§ **EXTRACT TO READ**
▬▬▬
As a proud and long-time cross-country mountain bike guy, born out of the glory days of the Canadian Adventure Racing scene in the mid 90s, I stood firm to my belief that mountain biking is about riding your bike, which means going up before you go back down. The downhill had to be earned. The idea of simply jumping on a chair lift, or catching a ride in the back of a truck to the top of a mountain wasn’t something I was interested in – to me, DH was largely a sport for those who ’couldn’t’ climb the mountain first.
Though many people will find it strange, to most XC riders I think, the climb is a badge of honour, and probably where we find the most overall enjoyment, which may sound counter-intuitive given the suffering you endure on a long hard climb. But nevertheless, it’s the combination of suffering through the climb and sense of success when you reach the top that keeps you going and searching for big climbs to conquer… After all, we track our vert KMs with as much or more pride on STRAVA as we do the distance. But let’s not discount that every XC rider also knows, at the top of every climb waits a glorious downhill, which to our thinking tastes so much sweeter to us exclusively, after ’earning’ it. Like the mountain saying to you, ’You made it. You suffered to get here, and now here is your reward. You may pass.’
Now, compare that with what I imagined would be the empty feeling of just stepping off a chair lift at the top, with no effort put in… and I always supposed the experience would leave me, wanting. But admittedly, never actually having experienced true ’DH’, I now realize I was missing some critical perspective. Up until a few months ago, my downhill experience was in my opinion, pretty ’fair’. After all, I’ve raced in some of the biggest XC MTB races Canada and the Canadian Rockies have to offer including, 24 Hours of Adrenaline, National XC Championships in Canmore, the TR3, and the full 7 day Transrockies stage races, which crossed the Continental Divide 3 times and routed us through some of the best downhill tracks places like Kickinghorse, Fernie and Canmore have to offer. All in, I felt I knew what down hilling was about.
The single best downhill experience I can recall from those races was day 2 of the TR3, outside Fernie when we climbed almost all morning, and ripped back down a track called Porky Blue. It was a fast, flowing singletrack screamer that left your hands aching, and your heart pounding from countless close calls, as your 26er XC racer bounced and rattled violently, barely remaining in control. It was amazing! The adrenalin, the speed, the intensity – but, like I said it was also well-earned. I had climbed up there to get it. And for me, this was my benchmark for all DH for years, until that is, I actually went downhill mountain biking – in the Columbian Andes.
▬▬▬
§ **TASK DIRECTIONS**
Answer these questions from the mountain biking text above:
1. From what scene and period does the writer trace a cross-country mountain biking background?
2. How many times did the full 7 day Transrockies stage races cross the Continental Divide?
3. What was the name of the track ridden down on day 2 of the TR3?

§ **MATERIAL**
▬▬▬
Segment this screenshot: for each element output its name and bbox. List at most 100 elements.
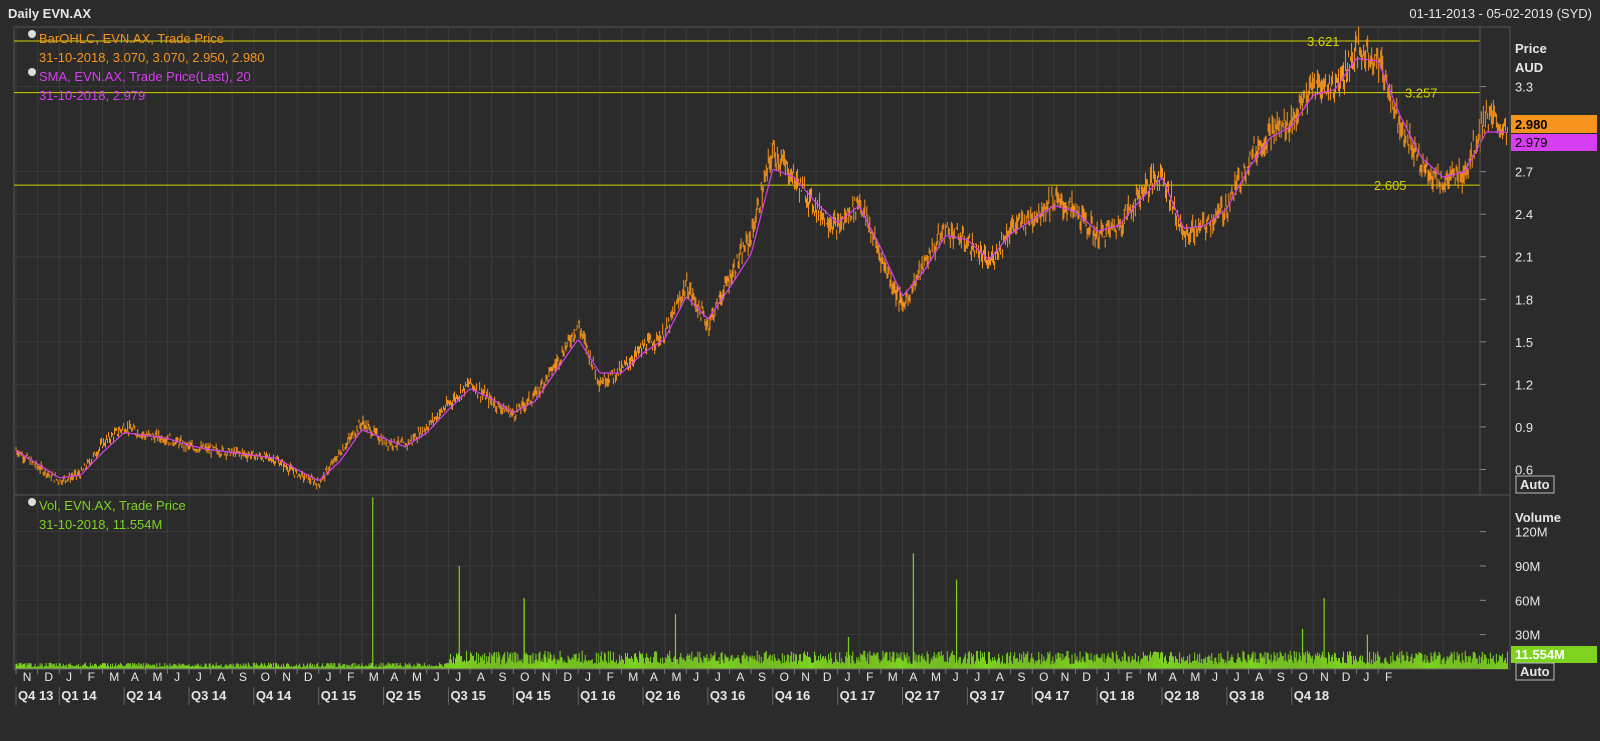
▬▬▬
§ **IN RESPONSE**
1. The Canadian Adventure Racing scene in the mid 90s.
2. Three times.
3. Porky Blue.